# START OF Records shown

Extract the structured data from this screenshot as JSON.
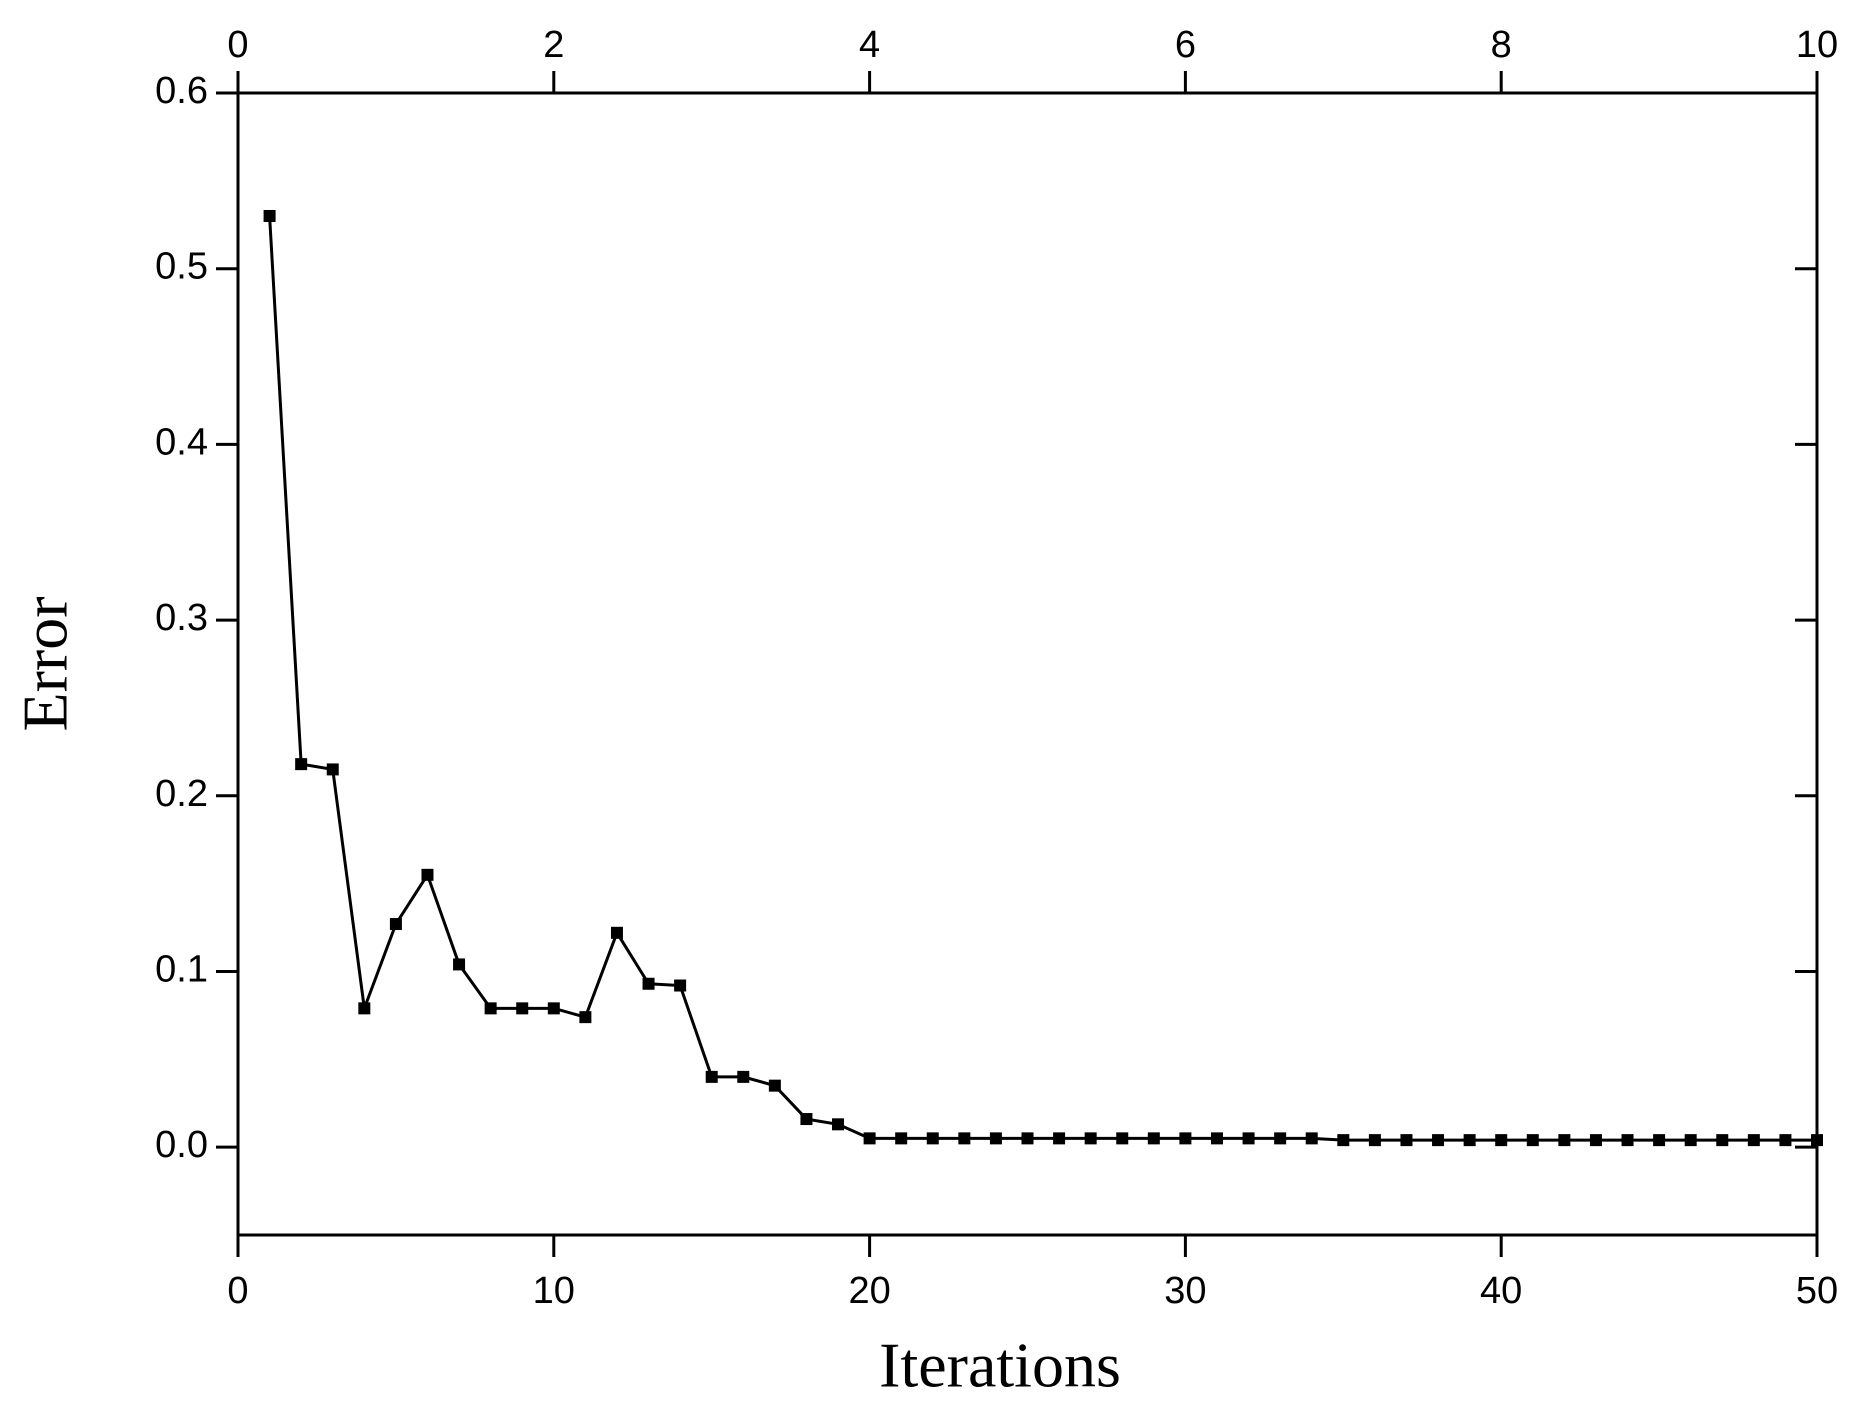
{
  "chart_data": {
    "type": "line",
    "x_label": "Iterations",
    "y_label": "Error",
    "x": [
      1,
      2,
      3,
      4,
      5,
      6,
      7,
      8,
      9,
      10,
      11,
      12,
      13,
      14,
      15,
      16,
      17,
      18,
      19,
      20,
      21,
      22,
      23,
      24,
      25,
      26,
      27,
      28,
      29,
      30,
      31,
      32,
      33,
      34,
      35,
      36,
      37,
      38,
      39,
      40,
      41,
      42,
      43,
      44,
      45,
      46,
      47,
      48,
      49,
      50
    ],
    "series": [
      {
        "color": "#000000",
        "values": [
          0.53,
          0.218,
          0.215,
          0.079,
          0.127,
          0.155,
          0.104,
          0.079,
          0.079,
          0.079,
          0.074,
          0.122,
          0.093,
          0.092,
          0.04,
          0.04,
          0.035,
          0.016,
          0.013,
          0.005,
          0.005,
          0.005,
          0.005,
          0.005,
          0.005,
          0.005,
          0.005,
          0.005,
          0.005,
          0.005,
          0.005,
          0.005,
          0.005,
          0.005,
          0.004,
          0.004,
          0.004,
          0.004,
          0.004,
          0.004,
          0.004,
          0.004,
          0.004,
          0.004,
          0.004,
          0.004,
          0.004,
          0.004,
          0.004,
          0.004
        ]
      }
    ],
    "xlim": [
      0,
      50
    ],
    "xticks": [
      0,
      10,
      20,
      30,
      40,
      50
    ],
    "x2lim": [
      0,
      10
    ],
    "x2ticks": [
      0,
      2,
      4,
      6,
      8,
      10
    ],
    "ylim": [
      -0.05,
      0.6
    ],
    "yticks": [
      {
        "value": 0,
        "label": "0.0"
      },
      0.1,
      0.2,
      0.3,
      0.4,
      0.5,
      0.6
    ],
    "grid": false
  }
}
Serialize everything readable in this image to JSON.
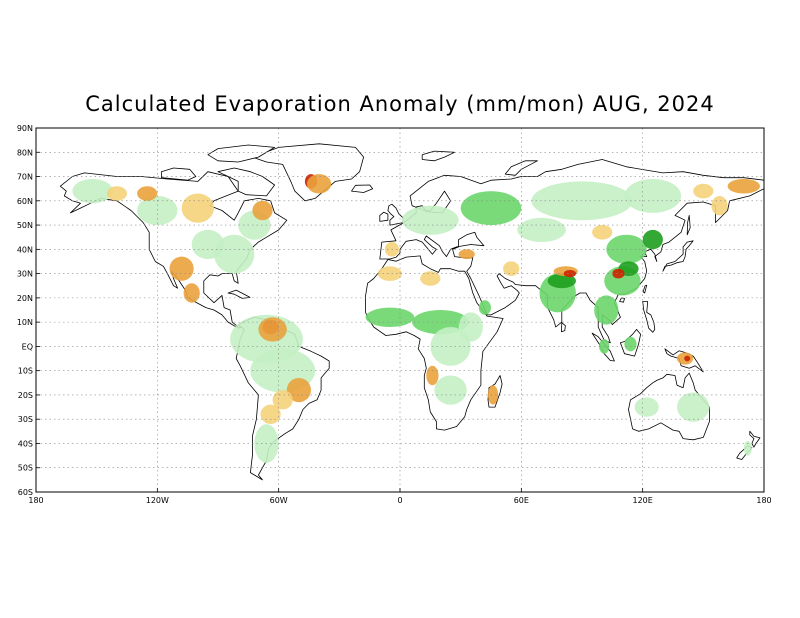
{
  "title": "Calculated Evaporation Anomaly (mm/mon) AUG, 2024",
  "lat_labels": [
    "90N",
    "80N",
    "70N",
    "60N",
    "50N",
    "40N",
    "30N",
    "20N",
    "10N",
    "EQ",
    "10S",
    "20S",
    "30S",
    "40S",
    "50S",
    "60S"
  ],
  "lon_labels": [
    "180",
    "120W",
    "60W",
    "0",
    "60E",
    "120E",
    "180"
  ],
  "colors": {
    "high_positive": "#1e9e1e",
    "positive": "#6cd66c",
    "weak_positive": "#c4f0c4",
    "weak_negative": "#f5d27a",
    "negative": "#eaa23c",
    "high_negative": "#cc2200",
    "coastline": "#000000",
    "grid": "#888888"
  },
  "grid": "dotted",
  "extent": {
    "lon": [
      -180,
      180
    ],
    "lat": [
      -60,
      90
    ]
  }
}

# END OF Records shown

Prompt: Leave out every line without the string "this" and copy the rest.

Solution:
Extract the structured data from this screenshot as JSON.
Serialize everything readable in this image to JSON.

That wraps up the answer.